▸ **DO THIS**
Answer these from the General Mills first-quarter report below:
1. What did net sales total for the quarter?
2. What was adjusted diluted EPS?
3. Who is the company's chairman and chief executive officer?

▸ **TEXT PASSAGE**
# # # # # # #

General Mills (NYSE: GIS) reported results for the first quarter of fiscal 2015, and provided an update on new cost-reduction initiatives designed to sharpen the company's efficiency and growth focus in 2015 and longer term.
First quarter results summary:
- Net sales declined 2 percent to $4.27 billion. On a constant-currency basis, net sales declined 1 percent.
- Segment operating profit totaled $690 million, down 15 percent from year-ago results as reported and in constant currency
- Diluted earnings per share (EPS) totaled 55 cents compared to 70 cents in last year's first quarter.
- Adjusted diluted EPS totaled 61 cents, down 13 percent from 70 cents in last year's first quarter. Foreign currency translation did not have a material effect on adjusted diluted EPS.
General Mills Chairman and Chief Executive Officer Ken Powell said, "Back in June, we said our 2015 plans anticipated first-quarter EPS below year-ago levels. Our results were driven by sales and profit declines in the U.S., where industry trends were weak in the quarter. In addition, higher merchandising expense for our U.S. Retail businesses in this period depressed reported net sales and gross margin."

# # # # # # #

▸ **RECORDS SUPPLIED**
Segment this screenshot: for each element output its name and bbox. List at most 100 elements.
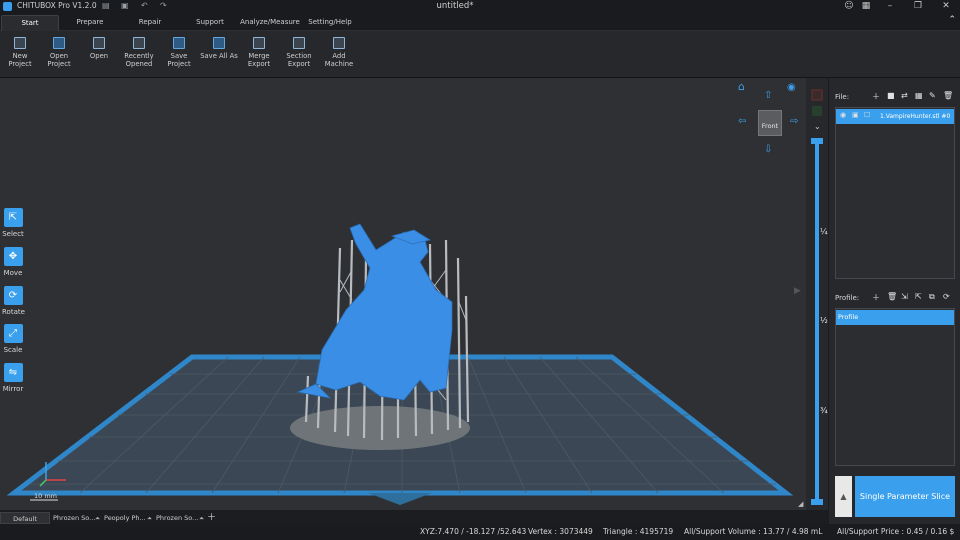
profile-list[interactable] bbox=[835, 308, 955, 466]
restore-icon[interactable]: ❐ bbox=[909, 0, 927, 13]
layer-mark-three-quarter: ¾ bbox=[820, 406, 828, 415]
save-project-icon bbox=[173, 37, 185, 49]
resize-corner-icon: ◢ bbox=[798, 500, 804, 508]
select-label: Select bbox=[2, 230, 24, 238]
slice-options-button[interactable]: ▲ bbox=[835, 476, 852, 517]
view-left-arrow-icon[interactable]: ⇦ bbox=[738, 116, 746, 127]
tab-phrozen-2[interactable]: Phrozen So... bbox=[156, 512, 198, 524]
grid-icon[interactable]: ▦ bbox=[915, 91, 923, 100]
tab-default[interactable]: Default bbox=[0, 512, 50, 524]
import-icon[interactable]: ⇲ bbox=[901, 292, 908, 301]
view-cube-front[interactable]: Front bbox=[758, 110, 782, 136]
minimize-icon[interactable]: – bbox=[881, 0, 899, 13]
square-icon[interactable]: ■ bbox=[887, 91, 895, 100]
section-export-button[interactable]: Section Export bbox=[279, 34, 319, 78]
layer-slider-graphic: ⌄ bbox=[811, 89, 823, 505]
add-profile-icon[interactable]: ＋ bbox=[872, 292, 880, 303]
vampire-hunter-model bbox=[296, 223, 453, 401]
delete-profile-icon[interactable]: 🗑 bbox=[887, 292, 897, 301]
slider-collapse-icon: ⌄ bbox=[814, 122, 821, 131]
layer-mark-half: ½ bbox=[820, 316, 828, 325]
select-tool[interactable]: ⇱ Select bbox=[2, 208, 24, 238]
save-project-label: Save Project bbox=[167, 52, 191, 68]
account-icon[interactable]: ☺ bbox=[840, 0, 858, 13]
export-icon[interactable]: ⇱ bbox=[915, 292, 922, 301]
move-tool[interactable]: ✥ Move bbox=[2, 247, 24, 277]
layer-mark-quarter: ¼ bbox=[820, 227, 828, 236]
mirror-label: Mirror bbox=[2, 385, 24, 393]
visibility-icon[interactable]: ◉ bbox=[787, 82, 796, 93]
slider-up-button bbox=[812, 106, 822, 116]
home-view-icon[interactable]: ⌂ bbox=[738, 80, 745, 93]
checkbox-icon[interactable]: ☐ bbox=[864, 111, 870, 119]
new-project-icon bbox=[14, 37, 26, 49]
layout-icon[interactable]: ▦ bbox=[857, 0, 875, 13]
tab-arrow-icon[interactable]: ⏶ bbox=[147, 512, 152, 524]
single-parameter-slice-button[interactable]: Single Parameter Slice bbox=[855, 476, 955, 517]
refresh-icon[interactable]: ⟳ bbox=[943, 292, 950, 301]
file-label: File: bbox=[835, 93, 850, 101]
layer-slider-bottom-handle bbox=[811, 499, 823, 505]
scale-icon: ⤢ bbox=[3, 324, 23, 343]
save-all-as-icon bbox=[213, 37, 225, 49]
add-machine-button[interactable]: Add Machine bbox=[319, 34, 359, 78]
tab-start[interactable]: Start bbox=[1, 15, 59, 31]
add-icon[interactable]: ＋ bbox=[872, 91, 880, 102]
add-tab-icon[interactable]: ＋ bbox=[207, 512, 216, 524]
close-icon[interactable]: ✕ bbox=[937, 0, 955, 13]
eye-icon[interactable]: ◉ bbox=[840, 111, 846, 119]
document-title: untitled* bbox=[436, 1, 474, 11]
merge-export-label: Merge Export bbox=[247, 52, 271, 68]
recently-opened-button[interactable]: Recently Opened bbox=[119, 34, 159, 78]
tab-arrow-icon[interactable]: ⏶ bbox=[95, 512, 100, 524]
open-project-label: Open Project bbox=[47, 52, 71, 68]
tab-analyze-measure[interactable]: Analyze/Measure bbox=[238, 15, 302, 31]
tab-peopoly[interactable]: Peopoly Ph... bbox=[104, 512, 146, 524]
swap-icon[interactable]: ⇄ bbox=[901, 91, 908, 100]
new-project-label: New Project bbox=[8, 52, 32, 68]
add-machine-icon bbox=[333, 37, 345, 49]
tab-arrow-icon[interactable]: ⏶ bbox=[199, 512, 204, 524]
file-list[interactable] bbox=[835, 107, 955, 279]
delete-icon[interactable]: 🗑 bbox=[943, 91, 953, 100]
edit-icon[interactable]: ✎ bbox=[929, 91, 936, 100]
save-project-button[interactable]: Save Project bbox=[159, 34, 199, 78]
rotate-icon: ⟳ bbox=[3, 286, 23, 305]
status-bar: XYZ:7.470 / -18.127 /52.643 Vertex : 307… bbox=[0, 524, 960, 540]
new-project-button[interactable]: New Project bbox=[0, 34, 40, 78]
model-raft bbox=[290, 406, 470, 450]
save-all-as-button[interactable]: Save All As bbox=[199, 34, 239, 78]
layer-slider-track bbox=[815, 140, 819, 504]
tab-repair[interactable]: Repair bbox=[121, 15, 179, 31]
model-thumbnail-icon: ▣ bbox=[852, 111, 859, 119]
copy-icon[interactable]: ⧉ bbox=[929, 292, 935, 302]
view-down-arrow-icon[interactable]: ⇩ bbox=[764, 144, 772, 155]
open-button[interactable]: Open bbox=[79, 34, 119, 78]
open-project-button[interactable]: Open Project bbox=[39, 34, 79, 78]
merge-export-button[interactable]: Merge Export bbox=[239, 34, 279, 78]
expand-panel-icon[interactable]: ▶ bbox=[794, 286, 801, 296]
machine-tabs: Default Phrozen So... ⏶ Peopoly Ph... ⏶ … bbox=[0, 510, 828, 524]
scale-tool[interactable]: ⤢ Scale bbox=[2, 324, 24, 354]
ribbon-toolbar: New Project Open Project Open Recently O… bbox=[0, 31, 960, 78]
recent-icon bbox=[133, 37, 145, 49]
view-right-arrow-icon[interactable]: ⇨ bbox=[790, 116, 798, 127]
scene-canvas bbox=[6, 223, 794, 505]
tab-phrozen-1[interactable]: Phrozen So... bbox=[53, 512, 95, 524]
mirror-tool[interactable]: ⇋ Mirror bbox=[2, 363, 24, 393]
collapse-ribbon-icon[interactable]: ⌃ bbox=[948, 15, 956, 25]
rotate-tool[interactable]: ⟳ Rotate bbox=[2, 286, 25, 316]
tab-setting-help[interactable]: Setting/Help bbox=[301, 15, 359, 31]
view-up-arrow-icon[interactable]: ⇧ bbox=[764, 90, 772, 101]
plate-front-notch bbox=[368, 493, 432, 505]
menu-bar: Start Prepare Repair Support Analyze/Mea… bbox=[0, 13, 960, 31]
tab-prepare[interactable]: Prepare bbox=[61, 15, 119, 31]
price-readout: All/Support Price : 0.45 / 0.16 $ bbox=[837, 527, 955, 536]
section-export-icon bbox=[293, 37, 305, 49]
move-label: Move bbox=[3, 269, 23, 277]
rotate-label: Rotate bbox=[2, 308, 25, 316]
profile-list-item[interactable]: Profile bbox=[836, 310, 954, 325]
3d-viewport[interactable]: ⌂ ◉ ⇧ ⇦ ⇨ ⇩ ▶ ⇱ Select ✥ Move ⟳ Rotate ⤢… bbox=[0, 78, 806, 510]
tab-support[interactable]: Support bbox=[181, 15, 239, 31]
save-all-as-label: Save All As bbox=[200, 52, 238, 60]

# # # # # # #

▸ **EXERCISE RESPONSE**
1. $4.27 billion
2. 61 cents
3. Ken Powell